* [WHAT THE TASK REQUIRES]:
Copy out, exactly as written, only the line containing "Output the text content of this document." and the lines after it through the end of the records.

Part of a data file

=-=-=-=-=

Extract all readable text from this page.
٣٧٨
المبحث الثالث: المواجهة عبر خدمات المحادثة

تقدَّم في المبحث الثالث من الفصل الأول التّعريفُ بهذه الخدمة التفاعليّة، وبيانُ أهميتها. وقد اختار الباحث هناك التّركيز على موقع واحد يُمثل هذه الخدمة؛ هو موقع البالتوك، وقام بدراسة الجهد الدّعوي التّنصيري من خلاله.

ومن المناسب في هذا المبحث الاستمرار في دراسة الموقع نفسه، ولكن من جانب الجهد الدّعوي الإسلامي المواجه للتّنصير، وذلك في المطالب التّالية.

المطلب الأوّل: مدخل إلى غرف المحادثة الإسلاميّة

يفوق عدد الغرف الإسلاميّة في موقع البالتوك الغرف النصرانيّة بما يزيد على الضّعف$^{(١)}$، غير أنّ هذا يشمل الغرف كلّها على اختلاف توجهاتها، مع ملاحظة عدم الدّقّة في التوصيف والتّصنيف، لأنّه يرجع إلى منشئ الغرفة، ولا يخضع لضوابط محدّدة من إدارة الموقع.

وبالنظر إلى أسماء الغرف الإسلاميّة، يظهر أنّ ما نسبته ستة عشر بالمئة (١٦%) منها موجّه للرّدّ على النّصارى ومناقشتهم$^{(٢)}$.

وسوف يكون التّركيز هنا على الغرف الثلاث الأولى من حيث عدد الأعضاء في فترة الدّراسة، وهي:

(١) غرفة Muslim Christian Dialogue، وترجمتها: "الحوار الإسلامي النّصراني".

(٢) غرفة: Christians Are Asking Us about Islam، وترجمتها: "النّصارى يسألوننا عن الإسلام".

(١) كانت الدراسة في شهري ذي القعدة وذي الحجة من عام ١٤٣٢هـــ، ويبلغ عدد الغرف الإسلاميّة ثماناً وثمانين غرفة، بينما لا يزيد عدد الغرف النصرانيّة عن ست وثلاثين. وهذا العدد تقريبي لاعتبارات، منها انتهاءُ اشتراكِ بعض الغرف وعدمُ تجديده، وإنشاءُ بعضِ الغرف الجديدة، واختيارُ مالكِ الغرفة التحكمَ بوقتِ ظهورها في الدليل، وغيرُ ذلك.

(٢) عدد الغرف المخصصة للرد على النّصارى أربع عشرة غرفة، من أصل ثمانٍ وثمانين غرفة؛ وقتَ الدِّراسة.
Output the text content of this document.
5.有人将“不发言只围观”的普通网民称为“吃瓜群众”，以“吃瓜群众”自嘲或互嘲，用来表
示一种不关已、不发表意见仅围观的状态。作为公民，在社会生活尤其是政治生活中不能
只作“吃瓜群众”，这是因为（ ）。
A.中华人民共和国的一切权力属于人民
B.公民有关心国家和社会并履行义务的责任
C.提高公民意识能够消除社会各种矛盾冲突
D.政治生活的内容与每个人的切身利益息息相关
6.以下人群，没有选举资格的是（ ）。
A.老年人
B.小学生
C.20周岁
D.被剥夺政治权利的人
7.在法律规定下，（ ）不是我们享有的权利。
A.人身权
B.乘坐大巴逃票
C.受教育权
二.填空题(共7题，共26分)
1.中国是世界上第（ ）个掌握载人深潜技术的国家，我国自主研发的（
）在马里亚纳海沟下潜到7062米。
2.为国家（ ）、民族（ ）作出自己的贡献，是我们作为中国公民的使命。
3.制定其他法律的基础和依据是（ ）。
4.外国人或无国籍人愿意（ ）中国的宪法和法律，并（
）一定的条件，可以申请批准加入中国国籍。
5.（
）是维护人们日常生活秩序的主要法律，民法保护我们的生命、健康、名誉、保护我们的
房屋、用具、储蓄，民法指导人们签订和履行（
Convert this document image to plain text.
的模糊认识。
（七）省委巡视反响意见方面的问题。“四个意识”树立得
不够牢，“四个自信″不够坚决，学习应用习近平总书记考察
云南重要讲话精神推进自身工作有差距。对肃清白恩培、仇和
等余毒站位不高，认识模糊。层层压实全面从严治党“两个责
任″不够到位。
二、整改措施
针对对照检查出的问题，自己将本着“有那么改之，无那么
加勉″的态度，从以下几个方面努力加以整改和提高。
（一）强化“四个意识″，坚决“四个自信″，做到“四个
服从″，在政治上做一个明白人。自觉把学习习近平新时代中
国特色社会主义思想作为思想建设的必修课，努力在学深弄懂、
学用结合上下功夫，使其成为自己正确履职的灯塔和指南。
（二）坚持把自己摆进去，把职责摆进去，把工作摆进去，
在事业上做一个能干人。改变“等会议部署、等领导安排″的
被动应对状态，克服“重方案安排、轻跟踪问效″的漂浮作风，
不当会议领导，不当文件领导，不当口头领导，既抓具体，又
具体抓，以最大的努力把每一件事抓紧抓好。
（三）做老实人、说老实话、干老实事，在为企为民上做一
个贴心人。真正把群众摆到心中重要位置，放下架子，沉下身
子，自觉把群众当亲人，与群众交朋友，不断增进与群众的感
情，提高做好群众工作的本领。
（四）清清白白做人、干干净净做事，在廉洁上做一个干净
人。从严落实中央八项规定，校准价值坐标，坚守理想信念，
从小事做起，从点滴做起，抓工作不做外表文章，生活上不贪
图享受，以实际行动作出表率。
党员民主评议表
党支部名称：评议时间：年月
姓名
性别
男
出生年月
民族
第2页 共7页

=-=-=-=-=

* [TASK ANSWER]:
Output the text content of this document.
5.有人将“不发言只围观”的普通网民称为“吃瓜群众”，以“吃瓜群众”自嘲或互嘲，用来表
示一种不关已、不发表意见仅围观的状态。作为公民，在社会生活尤其是政治生活中不能
只作“吃瓜群众”，这是因为（ ）。
A.中华人民共和国的一切权力属于人民
B.公民有关心国家和社会并履行义务的责任
C.提高公民意识能够消除社会各种矛盾冲突
D.政治生活的内容与每个人的切身利益息息相关
6.以下人群，没有选举资格的是（ ）。
A.老年人
B.小学生
C.20周岁
D.被剥夺政治权利的人
7.在法律规定下，（ ）不是我们享有的权利。
A.人身权
B.乘坐大巴逃票
C.受教育权
二.填空题(共7题，共26分)
1.中国是世界上第（ ）个掌握载人深潜技术的国家，我国自主研发的（
）在马里亚纳海沟下潜到7062米。
2.为国家（ ）、民族（ ）作出自己的贡献，是我们作为中国公民的使命。
3.制定其他法律的基础和依据是（ ）。
4.外国人或无国籍人愿意（ ）中国的宪法和法律，并（
）一定的条件，可以申请批准加入中国国籍。
5.（
）是维护人们日常生活秩序的主要法律，民法保护我们的生命、健康、名誉、保护我们的
房屋、用具、储蓄，民法指导人们签订和履行（
Convert this document image to plain text.
的模糊认识。
（七）省委巡视反响意见方面的问题。“四个意识”树立得
不够牢，“四个自信″不够坚决，学习应用习近平总书记考察
云南重要讲话精神推进自身工作有差距。对肃清白恩培、仇和
等余毒站位不高，认识模糊。层层压实全面从严治党“两个责
任″不够到位。
二、整改措施
针对对照检查出的问题，自己将本着“有那么改之，无那么
加勉″的态度，从以下几个方面努力加以整改和提高。
（一）强化“四个意识″，坚决“四个自信″，做到“四个
服从″，在政治上做一个明白人。自觉把学习习近平新时代中
国特色社会主义思想作为思想建设的必修课，努力在学深弄懂、
学用结合上下功夫，使其成为自己正确履职的灯塔和指南。
（二）坚持把自己摆进去，把职责摆进去，把工作摆进去，
在事业上做一个能干人。改变“等会议部署、等领导安排″的
被动应对状态，克服“重方案安排、轻跟踪问效″的漂浮作风，
不当会议领导，不当文件领导，不当口头领导，既抓具体，又
具体抓，以最大的努力把每一件事抓紧抓好。
（三）做老实人、说老实话、干老实事，在为企为民上做一
个贴心人。真正把群众摆到心中重要位置，放下架子，沉下身
子，自觉把群众当亲人，与群众交朋友，不断增进与群众的感
情，提高做好群众工作的本领。
（四）清清白白做人、干干净净做事，在廉洁上做一个干净
人。从严落实中央八项规定，校准价值坐标，坚守理想信念，
从小事做起，从点滴做起，抓工作不做外表文章，生活上不贪
图享受，以实际行动作出表率。
党员民主评议表
党支部名称：评议时间：年月
姓名
性别
男
出生年月
民族
第2页 共7页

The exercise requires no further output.